**Entries:**
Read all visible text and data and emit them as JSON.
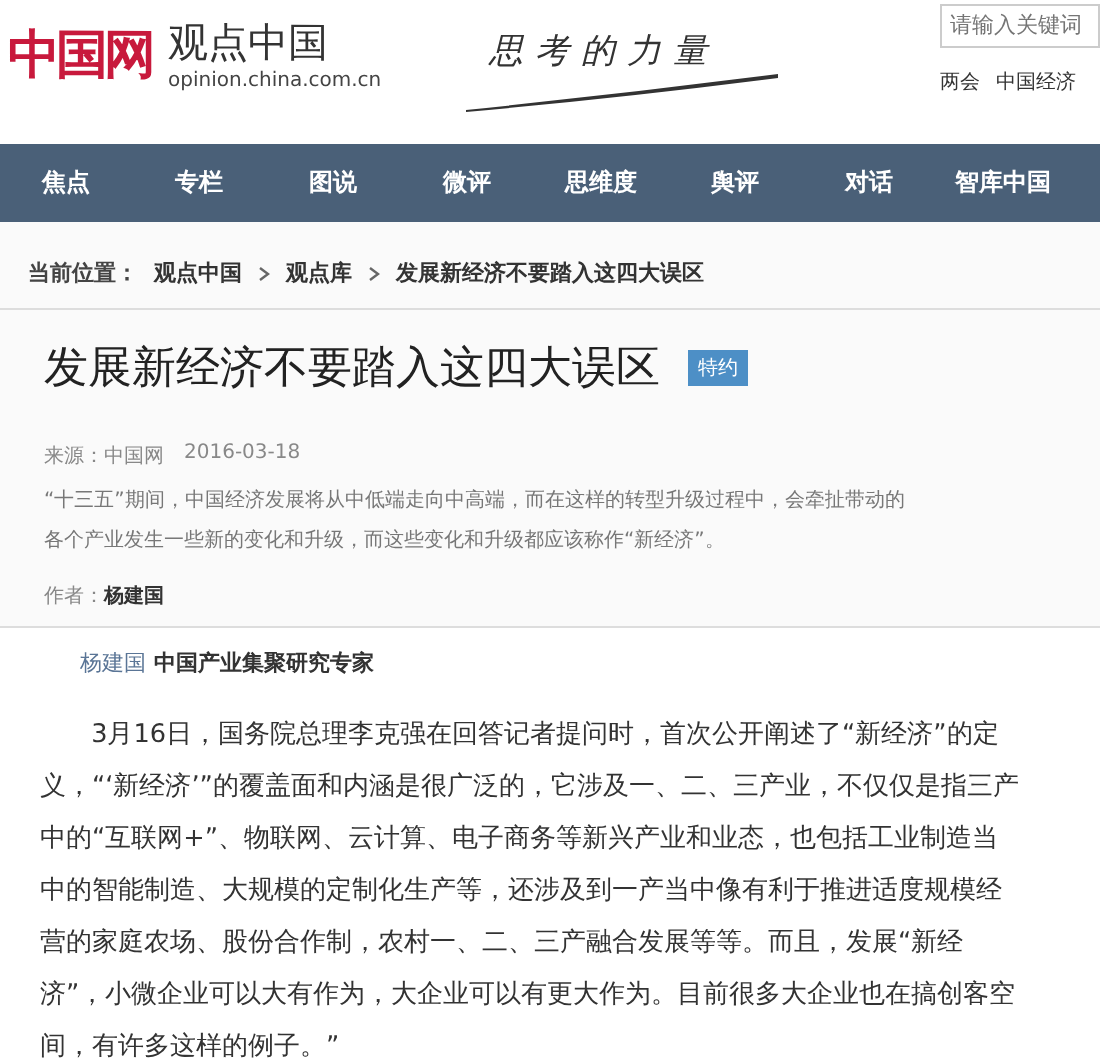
{
  "header": {
    "logo_mark": "中国网",
    "site_name": "观点中国",
    "domain": "opinion.china.com.cn",
    "slogan": "思考的力量",
    "search": {
      "placeholder": "请输入关键词"
    },
    "quick_links": [
      "两会",
      "中国经济"
    ]
  },
  "nav": [
    {
      "label": "焦点"
    },
    {
      "label": "专栏"
    },
    {
      "label": "图说"
    },
    {
      "label": "微评"
    },
    {
      "label": "思维度"
    },
    {
      "label": "舆评"
    },
    {
      "label": "对话"
    },
    {
      "label": "智库中国"
    }
  ],
  "breadcrumb": {
    "label": "当前位置：",
    "items": [
      "观点中国",
      "观点库",
      "发展新经济不要踏入这四大误区"
    ]
  },
  "article": {
    "title": "发展新经济不要踏入这四大误区",
    "badge": "特约",
    "source": "来源：中国网",
    "date": "2016-03-18",
    "summary": "“十三五”期间，中国经济发展将从中低端走向中高端，而在这样的转型升级过程中，会牵扯带动的各个产业发生一些新的变化和升级，而这些变化和升级都应该称作“新经济”。",
    "author_label": "作者：",
    "author": "杨建国"
  },
  "body": {
    "author_name": "杨建国",
    "author_title": "中国产业集聚研究专家",
    "paragraph": "3月16日，国务院总理李克强在回答记者提问时，首次公开阐述了“新经济”的定义，“‘新经济’”的覆盖面和内涵是很广泛的，它涉及一、二、三产业，不仅仅是指三产中的“互联网+”、物联网、云计算、电子商务等新兴产业和业态，也包括工业制造当中的智能制造、大规模的定制化生产等，还涉及到一产当中像有利于推进适度规模经营的家庭农场、股份合作制，农村一、二、三产融合发展等等。而且，发展“新经济”，小微企业可以大有作为，大企业可以有更大作为。目前很多大企业也在搞创客空间，有许多这样的例子。”"
  }
}
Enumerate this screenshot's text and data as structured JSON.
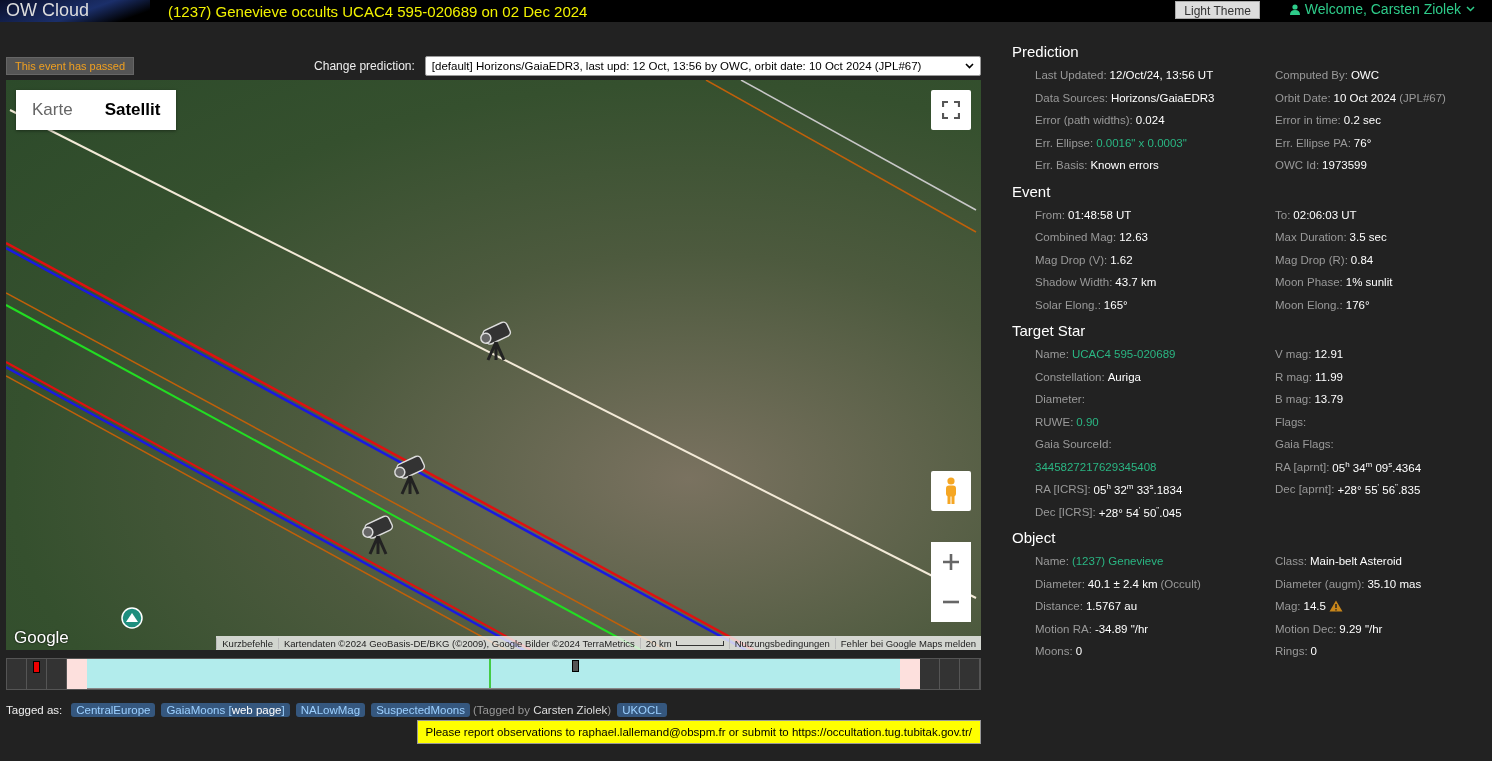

**Directive:** Copy in full each line that holds the word "data".

**Output of the exercise:**
Read all visible text and data and emit them as JSON.
Enumerate this screenshot's text and data as structured JSON.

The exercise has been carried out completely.